--- start of Records for processing ---

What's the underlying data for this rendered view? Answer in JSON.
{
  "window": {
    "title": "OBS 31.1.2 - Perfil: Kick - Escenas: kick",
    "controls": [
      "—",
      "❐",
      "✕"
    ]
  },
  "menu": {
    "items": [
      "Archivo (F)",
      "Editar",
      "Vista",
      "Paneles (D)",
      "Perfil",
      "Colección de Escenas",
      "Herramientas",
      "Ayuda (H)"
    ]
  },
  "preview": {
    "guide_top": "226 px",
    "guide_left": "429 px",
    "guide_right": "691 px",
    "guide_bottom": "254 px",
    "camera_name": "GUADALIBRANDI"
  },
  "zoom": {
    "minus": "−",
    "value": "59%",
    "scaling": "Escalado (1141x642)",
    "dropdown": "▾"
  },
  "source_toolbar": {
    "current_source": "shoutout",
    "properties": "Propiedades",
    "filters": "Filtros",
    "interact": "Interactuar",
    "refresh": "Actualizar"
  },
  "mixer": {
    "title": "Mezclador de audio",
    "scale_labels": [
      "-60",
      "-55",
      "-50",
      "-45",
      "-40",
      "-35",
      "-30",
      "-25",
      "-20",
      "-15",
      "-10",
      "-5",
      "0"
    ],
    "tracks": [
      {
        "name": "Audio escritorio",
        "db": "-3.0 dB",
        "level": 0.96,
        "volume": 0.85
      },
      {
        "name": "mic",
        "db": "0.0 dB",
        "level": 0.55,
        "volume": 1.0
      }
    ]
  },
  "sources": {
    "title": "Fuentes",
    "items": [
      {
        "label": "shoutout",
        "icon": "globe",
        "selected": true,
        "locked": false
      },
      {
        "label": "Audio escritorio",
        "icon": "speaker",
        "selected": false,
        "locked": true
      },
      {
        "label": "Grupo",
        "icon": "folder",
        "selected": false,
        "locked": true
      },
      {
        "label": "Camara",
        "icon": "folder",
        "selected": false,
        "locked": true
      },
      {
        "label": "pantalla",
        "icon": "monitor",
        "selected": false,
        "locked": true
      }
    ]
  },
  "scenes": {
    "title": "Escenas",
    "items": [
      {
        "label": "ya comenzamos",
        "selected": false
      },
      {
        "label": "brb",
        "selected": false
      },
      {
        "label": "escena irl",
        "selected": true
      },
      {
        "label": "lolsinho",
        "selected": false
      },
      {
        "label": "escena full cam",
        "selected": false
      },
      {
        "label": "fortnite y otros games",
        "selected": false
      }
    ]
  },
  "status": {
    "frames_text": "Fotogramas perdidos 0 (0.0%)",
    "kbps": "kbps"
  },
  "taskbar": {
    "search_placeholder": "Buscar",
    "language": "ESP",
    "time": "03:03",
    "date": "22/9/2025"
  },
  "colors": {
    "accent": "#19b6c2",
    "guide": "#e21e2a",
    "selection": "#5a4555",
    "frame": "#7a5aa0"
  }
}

--- end of Records for processing ---

**What the task asks:** Exactly as they are written, print the entries again.

**Response below:**
What's the underlying data for this rendered view? Answer in JSON.
{
  "window": {
    "title": "OBS 31.1.2 - Perfil: Kick - Escenas: kick",
    "controls": [
      "—",
      "❐",
      "✕"
    ]
  },
  "menu": {
    "items": [
      "Archivo (F)",
      "Editar",
      "Vista",
      "Paneles (D)",
      "Perfil",
      "Colección de Escenas",
      "Herramientas",
      "Ayuda (H)"
    ]
  },
  "preview": {
    "guide_top": "226 px",
    "guide_left": "429 px",
    "guide_right": "691 px",
    "guide_bottom": "254 px",
    "camera_name": "GUADALIBRANDI"
  },
  "zoom": {
    "minus": "−",
    "value": "59%",
    "scaling": "Escalado (1141x642)",
    "dropdown": "▾"
  },
  "source_toolbar": {
    "current_source": "shoutout",
    "properties": "Propiedades",
    "filters": "Filtros",
    "interact": "Interactuar",
    "refresh": "Actualizar"
  },
  "mixer": {
    "title": "Mezclador de audio",
    "scale_labels": [
      "-60",
      "-55",
      "-50",
      "-45",
      "-40",
      "-35",
      "-30",
      "-25",
      "-20",
      "-15",
      "-10",
      "-5",
      "0"
    ],
    "tracks": [
      {
        "name": "Audio escritorio",
        "db": "-3.0 dB",
        "level": 0.96,
        "volume": 0.85
      },
      {
        "name": "mic",
        "db": "0.0 dB",
        "level": 0.55,
        "volume": 1.0
      }
    ]
  },
  "sources": {
    "title": "Fuentes",
    "items": [
      {
        "label": "shoutout",
        "icon": "globe",
        "selected": true,
        "locked": false
      },
      {
        "label": "Audio escritorio",
        "icon": "speaker",
        "selected": false,
        "locked": true
      },
      {
        "label": "Grupo",
        "icon": "folder",
        "selected": false,
        "locked": true
      },
      {
        "label": "Camara",
        "icon": "folder",
        "selected": false,
        "locked": true
      },
      {
        "label": "pantalla",
        "icon": "monitor",
        "selected": false,
        "locked": true
      }
    ]
  },
  "scenes": {
    "title": "Escenas",
    "items": [
      {
        "label": "ya comenzamos",
        "selected": false
      },
      {
        "label": "brb",
        "selected": false
      },
      {
        "label": "escena irl",
        "selected": true
      },
      {
        "label": "lolsinho",
        "selected": false
      },
      {
        "label": "escena full cam",
        "selected": false
      },
      {
        "label": "fortnite y otros games",
        "selected": false
      }
    ]
  },
  "status": {
    "frames_text": "Fotogramas perdidos 0 (0.0%)",
    "kbps": "kbps"
  },
  "taskbar": {
    "search_placeholder": "Buscar",
    "language": "ESP",
    "time": "03:03",
    "date": "22/9/2025"
  },
  "colors": {
    "accent": "#19b6c2",
    "guide": "#e21e2a",
    "selection": "#5a4555",
    "frame": "#7a5aa0"
  }
}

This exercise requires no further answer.